== SUPPLIED ENTRIES ==

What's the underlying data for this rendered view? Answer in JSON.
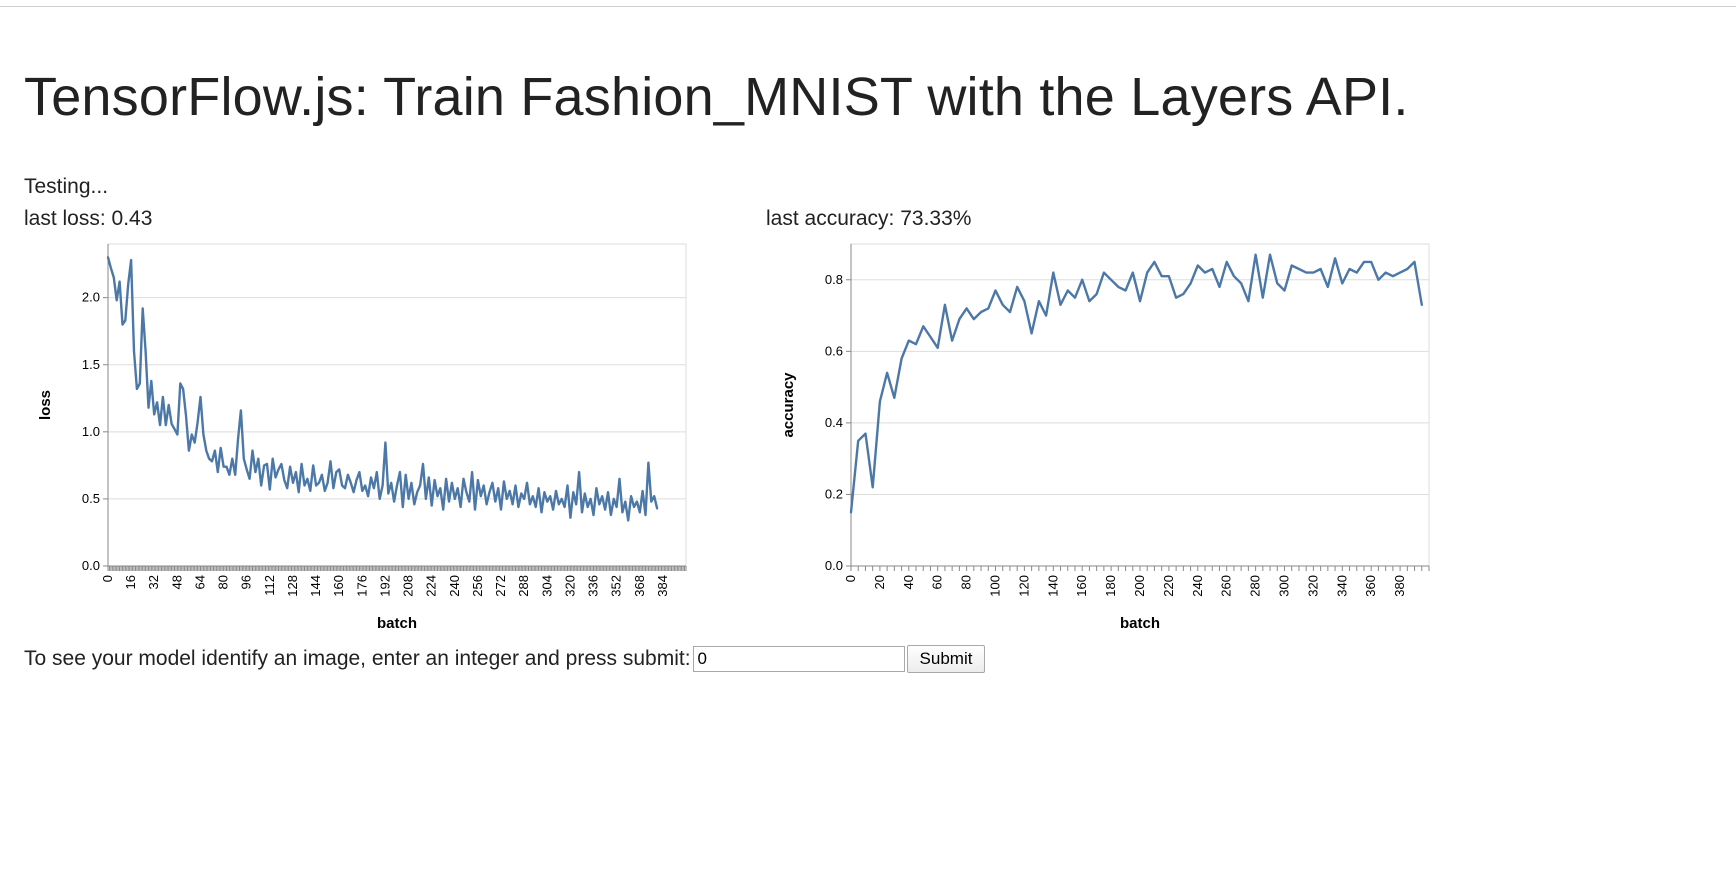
{
  "page": {
    "title": "TensorFlow.js: Train Fashion_MNIST with the Layers API.",
    "status": "Testing...",
    "last_loss_label": "last loss: 0.43",
    "last_accuracy_label": "last accuracy: 73.33%",
    "prompt": "To see your model identify an image, enter an integer and press submit:",
    "input_value": "0",
    "submit_label": "Submit"
  },
  "colors": {
    "line": "#4c78a8",
    "grid": "#dddddd",
    "axis": "#888888"
  },
  "chart_data": [
    {
      "type": "line",
      "name": "loss",
      "xlabel": "batch",
      "ylabel": "loss",
      "xlim": [
        0,
        400
      ],
      "ylim": [
        0,
        2.4
      ],
      "x_ticks": [
        0,
        16,
        32,
        48,
        64,
        80,
        96,
        112,
        128,
        144,
        160,
        176,
        192,
        208,
        224,
        240,
        256,
        272,
        288,
        304,
        320,
        336,
        352,
        368,
        384
      ],
      "x_minor_step": 1,
      "y_ticks": [
        0,
        0.5,
        1.0,
        1.5,
        2.0
      ],
      "y_tick_labels": [
        "0.0",
        "0.5",
        "1.0",
        "1.5",
        "2.0"
      ],
      "grid": true,
      "x_step": 2,
      "values": [
        2.3,
        2.22,
        2.15,
        1.98,
        2.12,
        1.8,
        1.83,
        2.1,
        2.28,
        1.6,
        1.32,
        1.36,
        1.92,
        1.6,
        1.18,
        1.38,
        1.13,
        1.22,
        1.05,
        1.26,
        1.05,
        1.2,
        1.06,
        1.02,
        0.98,
        1.36,
        1.32,
        1.12,
        0.86,
        0.98,
        0.92,
        1.07,
        1.26,
        0.98,
        0.86,
        0.8,
        0.78,
        0.86,
        0.7,
        0.88,
        0.74,
        0.74,
        0.68,
        0.8,
        0.68,
        0.95,
        1.16,
        0.8,
        0.72,
        0.65,
        0.86,
        0.7,
        0.8,
        0.6,
        0.75,
        0.76,
        0.57,
        0.8,
        0.66,
        0.72,
        0.76,
        0.64,
        0.58,
        0.74,
        0.62,
        0.7,
        0.55,
        0.76,
        0.6,
        0.65,
        0.56,
        0.75,
        0.6,
        0.62,
        0.68,
        0.56,
        0.62,
        0.78,
        0.58,
        0.7,
        0.72,
        0.6,
        0.58,
        0.68,
        0.62,
        0.55,
        0.64,
        0.7,
        0.56,
        0.6,
        0.52,
        0.66,
        0.58,
        0.7,
        0.5,
        0.6,
        0.92,
        0.54,
        0.62,
        0.48,
        0.6,
        0.7,
        0.44,
        0.68,
        0.5,
        0.62,
        0.46,
        0.55,
        0.6,
        0.76,
        0.5,
        0.66,
        0.45,
        0.64,
        0.52,
        0.58,
        0.42,
        0.65,
        0.48,
        0.62,
        0.5,
        0.58,
        0.44,
        0.65,
        0.55,
        0.48,
        0.7,
        0.42,
        0.64,
        0.52,
        0.6,
        0.46,
        0.55,
        0.62,
        0.48,
        0.58,
        0.42,
        0.63,
        0.5,
        0.56,
        0.46,
        0.6,
        0.44,
        0.54,
        0.5,
        0.62,
        0.46,
        0.52,
        0.44,
        0.58,
        0.4,
        0.55,
        0.48,
        0.52,
        0.42,
        0.56,
        0.46,
        0.5,
        0.44,
        0.6,
        0.36,
        0.55,
        0.46,
        0.7,
        0.4,
        0.54,
        0.44,
        0.5,
        0.38,
        0.58,
        0.46,
        0.52,
        0.42,
        0.55,
        0.38,
        0.5,
        0.44,
        0.65,
        0.4,
        0.48,
        0.34,
        0.52,
        0.44,
        0.48,
        0.4,
        0.56,
        0.38,
        0.77,
        0.48,
        0.52,
        0.43
      ]
    },
    {
      "type": "line",
      "name": "accuracy",
      "xlabel": "batch",
      "ylabel": "accuracy",
      "xlim": [
        0,
        400
      ],
      "ylim": [
        0,
        0.9
      ],
      "x_ticks": [
        0,
        20,
        40,
        60,
        80,
        100,
        120,
        140,
        160,
        180,
        200,
        220,
        240,
        260,
        280,
        300,
        320,
        340,
        360,
        380
      ],
      "x_minor_step": 5,
      "y_ticks": [
        0,
        0.2,
        0.4,
        0.6,
        0.8
      ],
      "y_tick_labels": [
        "0.0",
        "0.2",
        "0.4",
        "0.6",
        "0.8"
      ],
      "grid": true,
      "x_step": 5,
      "values": [
        0.15,
        0.35,
        0.37,
        0.22,
        0.46,
        0.54,
        0.47,
        0.58,
        0.63,
        0.62,
        0.67,
        0.64,
        0.61,
        0.73,
        0.63,
        0.69,
        0.72,
        0.69,
        0.71,
        0.72,
        0.77,
        0.73,
        0.71,
        0.78,
        0.74,
        0.65,
        0.74,
        0.7,
        0.82,
        0.73,
        0.77,
        0.75,
        0.8,
        0.74,
        0.76,
        0.82,
        0.8,
        0.78,
        0.77,
        0.82,
        0.74,
        0.82,
        0.85,
        0.81,
        0.81,
        0.75,
        0.76,
        0.79,
        0.84,
        0.82,
        0.83,
        0.78,
        0.85,
        0.81,
        0.79,
        0.74,
        0.87,
        0.75,
        0.87,
        0.79,
        0.77,
        0.84,
        0.83,
        0.82,
        0.82,
        0.83,
        0.78,
        0.86,
        0.79,
        0.83,
        0.82,
        0.85,
        0.85,
        0.8,
        0.82,
        0.81,
        0.82,
        0.83,
        0.85,
        0.73
      ]
    }
  ]
}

===

§ TO BE DONE
Transcribe all the records above word for word, without their images.

§ SOLVED EXERCISE
What's the underlying data for this rendered view? Answer in JSON.
{
  "page": {
    "title": "TensorFlow.js: Train Fashion_MNIST with the Layers API.",
    "status": "Testing...",
    "last_loss_label": "last loss: 0.43",
    "last_accuracy_label": "last accuracy: 73.33%",
    "prompt": "To see your model identify an image, enter an integer and press submit:",
    "input_value": "0",
    "submit_label": "Submit"
  },
  "colors": {
    "line": "#4c78a8",
    "grid": "#dddddd",
    "axis": "#888888"
  },
  "chart_data": [
    {
      "type": "line",
      "name": "loss",
      "xlabel": "batch",
      "ylabel": "loss",
      "xlim": [
        0,
        400
      ],
      "ylim": [
        0,
        2.4
      ],
      "x_ticks": [
        0,
        16,
        32,
        48,
        64,
        80,
        96,
        112,
        128,
        144,
        160,
        176,
        192,
        208,
        224,
        240,
        256,
        272,
        288,
        304,
        320,
        336,
        352,
        368,
        384
      ],
      "x_minor_step": 1,
      "y_ticks": [
        0,
        0.5,
        1.0,
        1.5,
        2.0
      ],
      "y_tick_labels": [
        "0.0",
        "0.5",
        "1.0",
        "1.5",
        "2.0"
      ],
      "grid": true,
      "x_step": 2,
      "values": [
        2.3,
        2.22,
        2.15,
        1.98,
        2.12,
        1.8,
        1.83,
        2.1,
        2.28,
        1.6,
        1.32,
        1.36,
        1.92,
        1.6,
        1.18,
        1.38,
        1.13,
        1.22,
        1.05,
        1.26,
        1.05,
        1.2,
        1.06,
        1.02,
        0.98,
        1.36,
        1.32,
        1.12,
        0.86,
        0.98,
        0.92,
        1.07,
        1.26,
        0.98,
        0.86,
        0.8,
        0.78,
        0.86,
        0.7,
        0.88,
        0.74,
        0.74,
        0.68,
        0.8,
        0.68,
        0.95,
        1.16,
        0.8,
        0.72,
        0.65,
        0.86,
        0.7,
        0.8,
        0.6,
        0.75,
        0.76,
        0.57,
        0.8,
        0.66,
        0.72,
        0.76,
        0.64,
        0.58,
        0.74,
        0.62,
        0.7,
        0.55,
        0.76,
        0.6,
        0.65,
        0.56,
        0.75,
        0.6,
        0.62,
        0.68,
        0.56,
        0.62,
        0.78,
        0.58,
        0.7,
        0.72,
        0.6,
        0.58,
        0.68,
        0.62,
        0.55,
        0.64,
        0.7,
        0.56,
        0.6,
        0.52,
        0.66,
        0.58,
        0.7,
        0.5,
        0.6,
        0.92,
        0.54,
        0.62,
        0.48,
        0.6,
        0.7,
        0.44,
        0.68,
        0.5,
        0.62,
        0.46,
        0.55,
        0.6,
        0.76,
        0.5,
        0.66,
        0.45,
        0.64,
        0.52,
        0.58,
        0.42,
        0.65,
        0.48,
        0.62,
        0.5,
        0.58,
        0.44,
        0.65,
        0.55,
        0.48,
        0.7,
        0.42,
        0.64,
        0.52,
        0.6,
        0.46,
        0.55,
        0.62,
        0.48,
        0.58,
        0.42,
        0.63,
        0.5,
        0.56,
        0.46,
        0.6,
        0.44,
        0.54,
        0.5,
        0.62,
        0.46,
        0.52,
        0.44,
        0.58,
        0.4,
        0.55,
        0.48,
        0.52,
        0.42,
        0.56,
        0.46,
        0.5,
        0.44,
        0.6,
        0.36,
        0.55,
        0.46,
        0.7,
        0.4,
        0.54,
        0.44,
        0.5,
        0.38,
        0.58,
        0.46,
        0.52,
        0.42,
        0.55,
        0.38,
        0.5,
        0.44,
        0.65,
        0.4,
        0.48,
        0.34,
        0.52,
        0.44,
        0.48,
        0.4,
        0.56,
        0.38,
        0.77,
        0.48,
        0.52,
        0.43
      ]
    },
    {
      "type": "line",
      "name": "accuracy",
      "xlabel": "batch",
      "ylabel": "accuracy",
      "xlim": [
        0,
        400
      ],
      "ylim": [
        0,
        0.9
      ],
      "x_ticks": [
        0,
        20,
        40,
        60,
        80,
        100,
        120,
        140,
        160,
        180,
        200,
        220,
        240,
        260,
        280,
        300,
        320,
        340,
        360,
        380
      ],
      "x_minor_step": 5,
      "y_ticks": [
        0,
        0.2,
        0.4,
        0.6,
        0.8
      ],
      "y_tick_labels": [
        "0.0",
        "0.2",
        "0.4",
        "0.6",
        "0.8"
      ],
      "grid": true,
      "x_step": 5,
      "values": [
        0.15,
        0.35,
        0.37,
        0.22,
        0.46,
        0.54,
        0.47,
        0.58,
        0.63,
        0.62,
        0.67,
        0.64,
        0.61,
        0.73,
        0.63,
        0.69,
        0.72,
        0.69,
        0.71,
        0.72,
        0.77,
        0.73,
        0.71,
        0.78,
        0.74,
        0.65,
        0.74,
        0.7,
        0.82,
        0.73,
        0.77,
        0.75,
        0.8,
        0.74,
        0.76,
        0.82,
        0.8,
        0.78,
        0.77,
        0.82,
        0.74,
        0.82,
        0.85,
        0.81,
        0.81,
        0.75,
        0.76,
        0.79,
        0.84,
        0.82,
        0.83,
        0.78,
        0.85,
        0.81,
        0.79,
        0.74,
        0.87,
        0.75,
        0.87,
        0.79,
        0.77,
        0.84,
        0.83,
        0.82,
        0.82,
        0.83,
        0.78,
        0.86,
        0.79,
        0.83,
        0.82,
        0.85,
        0.85,
        0.8,
        0.82,
        0.81,
        0.82,
        0.83,
        0.85,
        0.73
      ]
    }
  ]
}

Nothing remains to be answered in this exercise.